WHAT IS ASKED: Examine the material below and count the lines that hold the word "Payment". Report only the number.

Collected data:
┌──
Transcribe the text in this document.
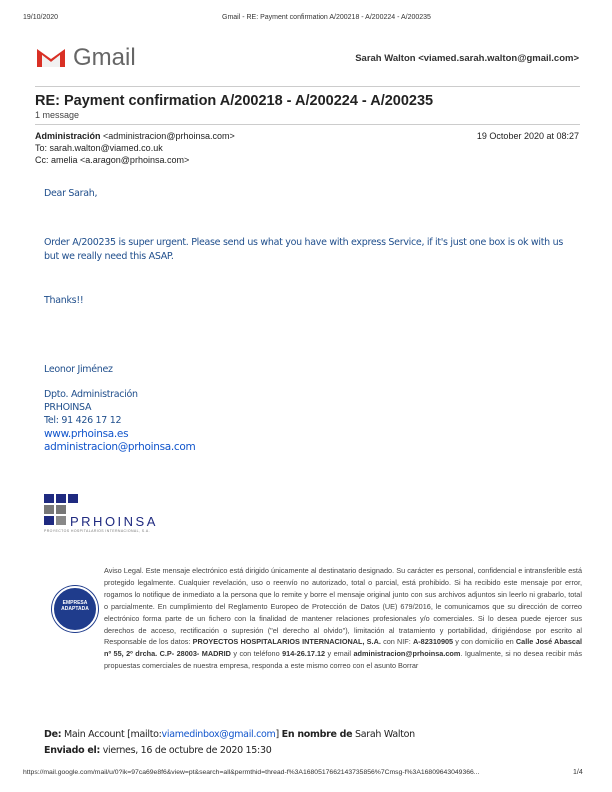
19/10/2020	Gmail - RE: Payment confirmation A/200218 - A/200224 - A/200235
Gmail	Sarah Walton <viamed.sarah.walton@gmail.com>
RE: Payment confirmation A/200218 - A/200224 - A/200235
1 message
Administración <administracion@prhoinsa.com>	19 October 2020 at 08:27
To: sarah.walton@viamed.co.uk
Cc: amelia <a.aragon@prhoinsa.com>
Dear Sarah,
Order A/200235 is super urgent. Please send us what you have with express Service, if it's just one box is ok with us but we really need this ASAP.
Thanks!!
Leonor Jiménez
Dpto. Administración
PRHOINSA
Tel: 91 426 17 12
www.prhoinsa.es
administracion@prhoinsa.com
PRHOINSA
PROYECTOS HOSPITALARIOS INTERNACIONAL, S.A.
EMPRESA ADAPTADA
Aviso Legal. Este mensaje electrónico está dirigido únicamente al destinatario designado. Su carácter es personal, confidencial e intransferible está protegido legalmente. Cualquier revelación, uso o reenvío no autorizado, total o parcial, está prohibido. Si ha recibido este mensaje por error, rogamos lo notifique de inmediato a la persona que lo remite y borre el mensaje original junto con sus archivos adjuntos sin leerlo ni grabarlo, total o parcialmente. En cumplimiento del Reglamento Europeo de Protección de Datos (UE) 679/2016, le comunicamos que su dirección de correo electrónico forma parte de un fichero con la finalidad de mantener relaciones profesionales y/o comerciales. Si lo desea puede ejercer sus derechos de acceso, rectificación o supresión ("el derecho al olvido"), limitación al tratamiento y portabilidad, dirigiéndose por escrito al Responsable de los datos: PROYECTOS HOSPITALARIOS INTERNACIONAL, S.A. con NIF: A-82310905 y con domicilio en Calle José Abascal nº 55, 2º drcha. C.P- 28003- MADRID y con teléfono 914-26.17.12 y email administracion@prhoinsa.com. Igualmente, si no desea recibir más propuestas comerciales de nuestra empresa, responda a este mismo correo con el asunto Borrar
De: Main Account [mailto:viamedinbox@gmail.com] En nombre de Sarah Walton
Enviado el: viernes, 16 de octubre de 2020 15:30
https://mail.google.com/mail/u/0?ik=97ca69e8f6&view=pt&search=all&permthid=thread-f%3A1680517662143735856%7Cmsg-f%3A16809643049366...	1/4
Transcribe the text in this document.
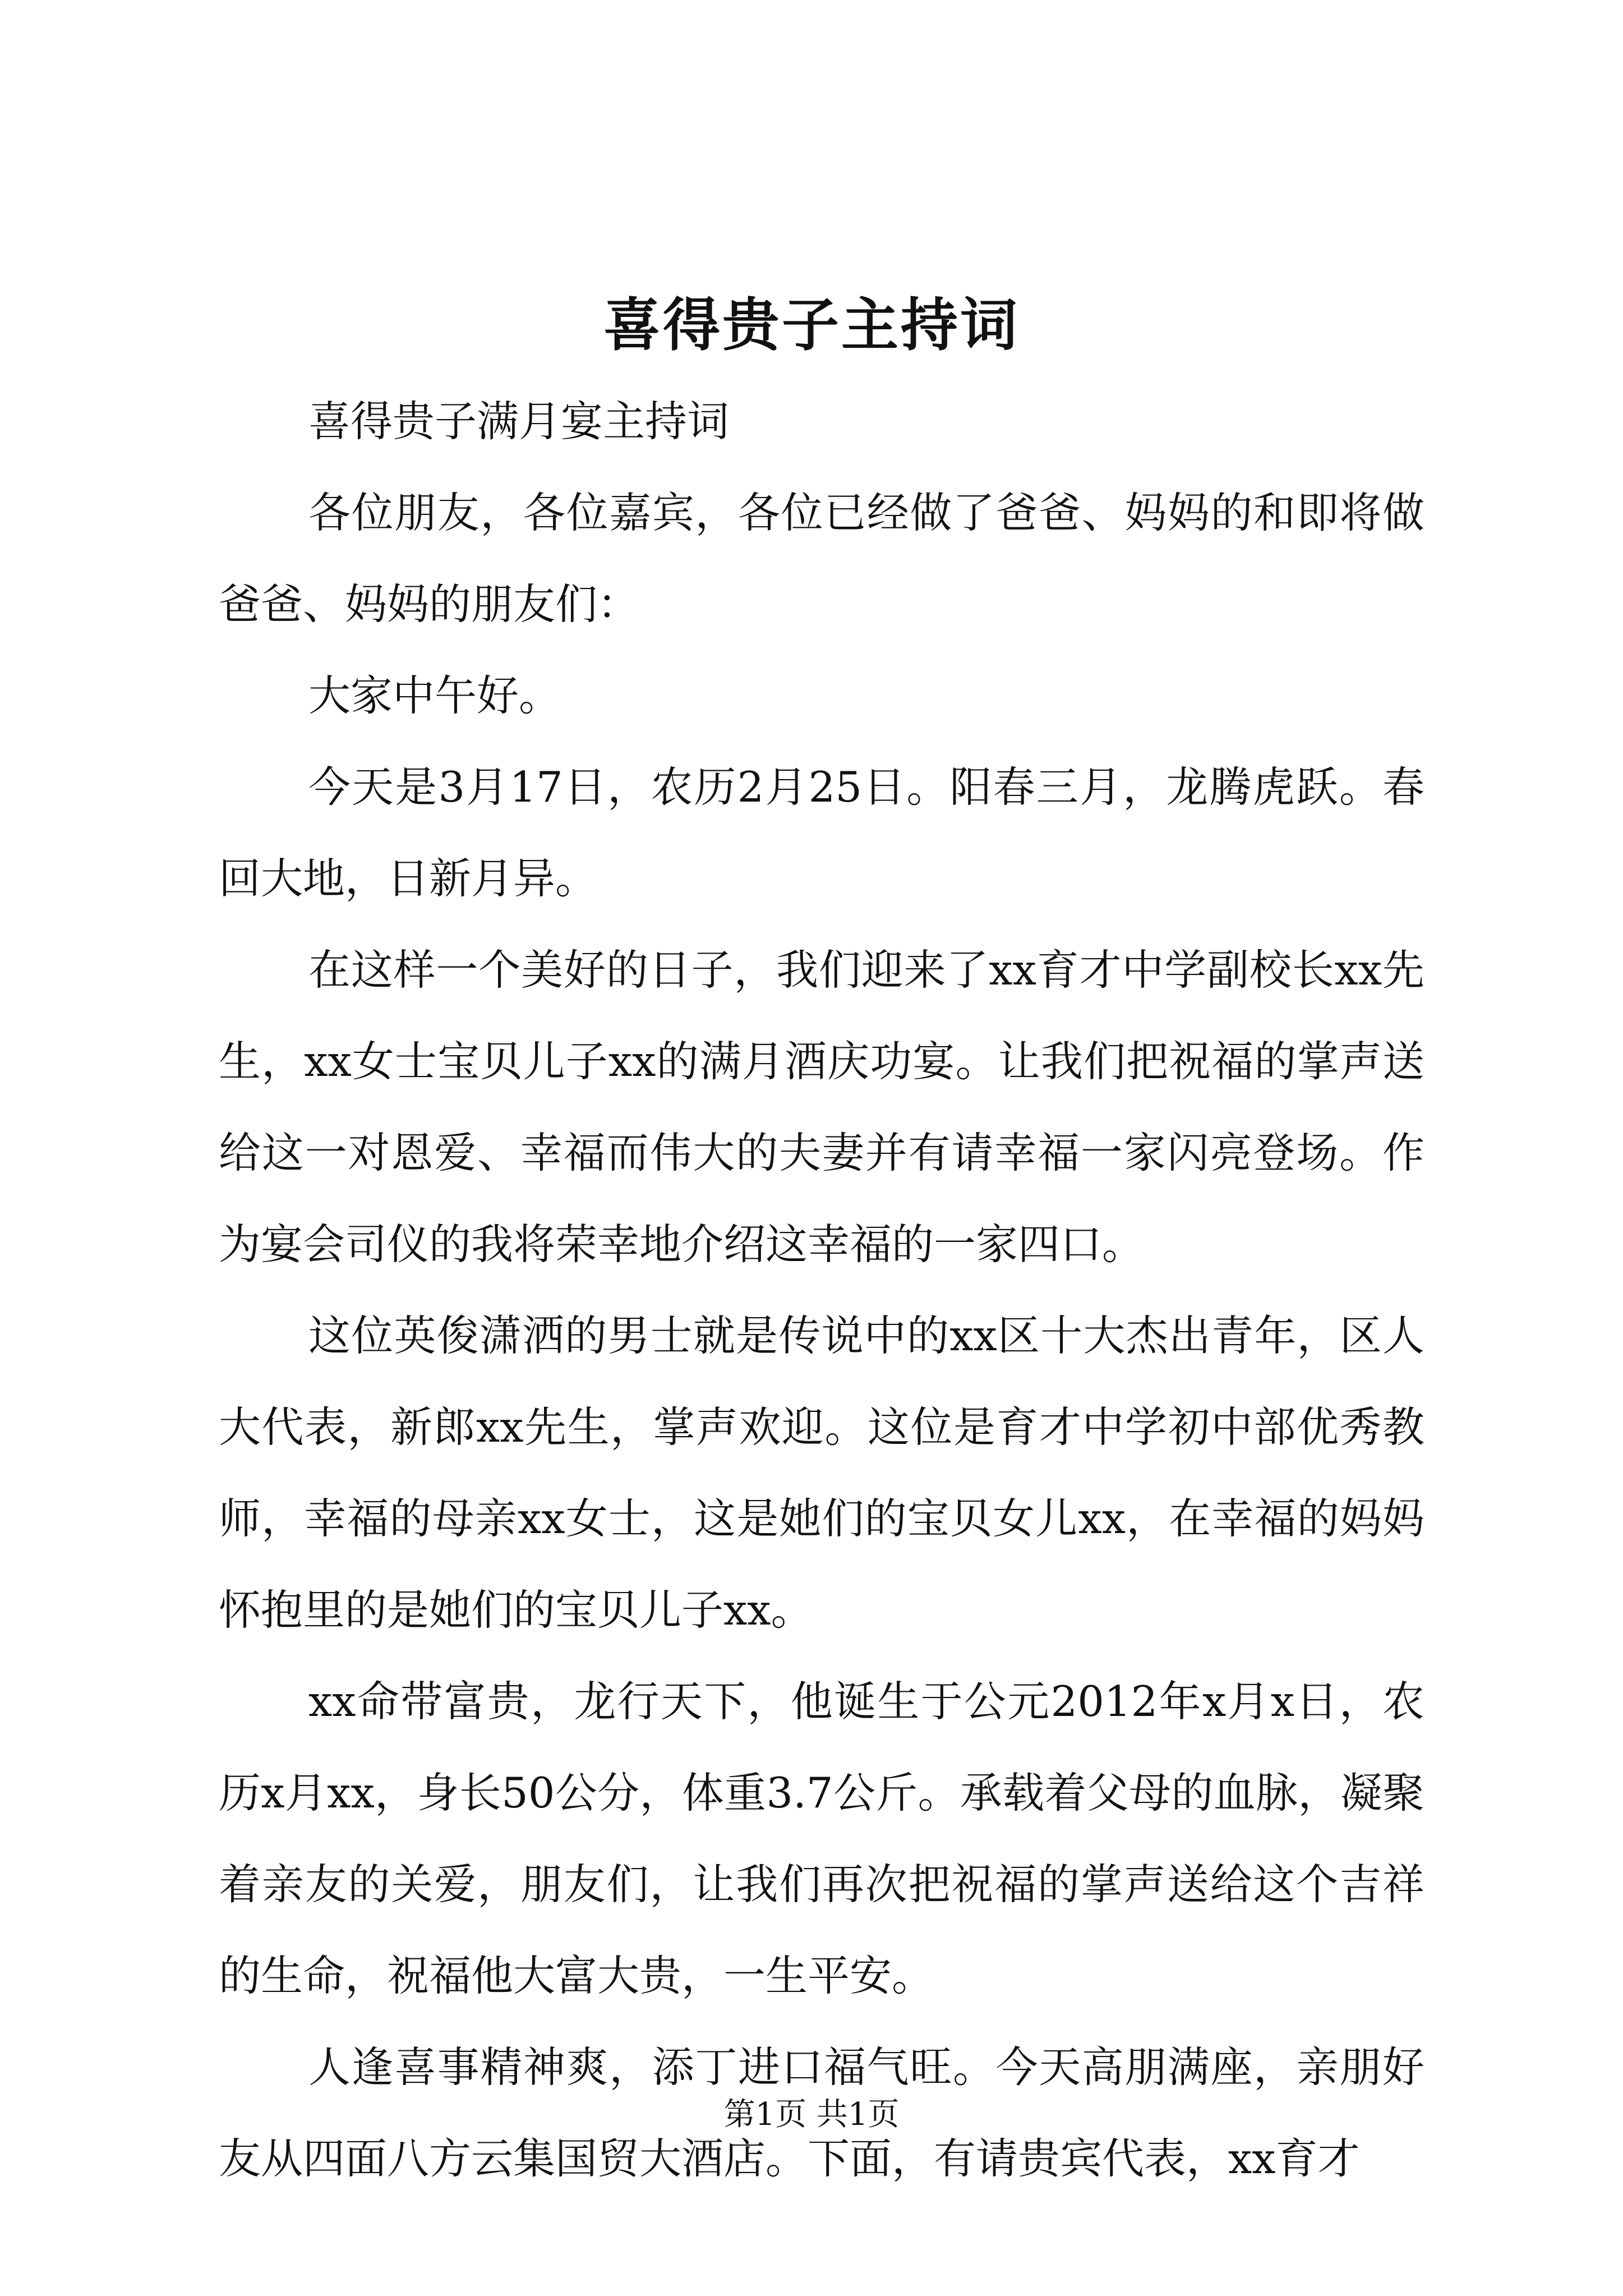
喜得贵子主持词

喜得贵子满月宴主持词

各位朋友，各位嘉宾，各位已经做了爸爸、妈妈的和即将做爸爸、妈妈的朋友们：

大家中午好。

今天是3月17日，农历2月25日。阳春三月，龙腾虎跃。春回大地，日新月异。

在这样一个美好的日子，我们迎来了xx育才中学副校长xx先生，xx女士宝贝儿子xx的满月酒庆功宴。让我们把祝福的掌声送给这一对恩爱、幸福而伟大的夫妻并有请幸福一家闪亮登场。作为宴会司仪的我将荣幸地介绍这幸福的一家四口。

这位英俊潇洒的男士就是传说中的xx区十大杰出青年，区人大代表，新郎xx先生，掌声欢迎。这位是育才中学初中部优秀教师，幸福的母亲xx女士，这是她们的宝贝女儿xx，在幸福的妈妈怀抱里的是她们的宝贝儿子xx。

xx命带富贵，龙行天下，他诞生于公元2012年x月x日，农历x月xx，身长50公分，体重3.7公斤。承载着父母的血脉，凝聚着亲友的关爱，朋友们，让我们再次把祝福的掌声送给这个吉祥的生命，祝福他大富大贵，一生平安。

人逢喜事精神爽，添丁进口福气旺。今天高朋满座，亲朋好友从四面八方云集国贸大酒店。下面，有请贵宾代表，xx育才

第1页 共1页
└──
FINISHED TASK: 2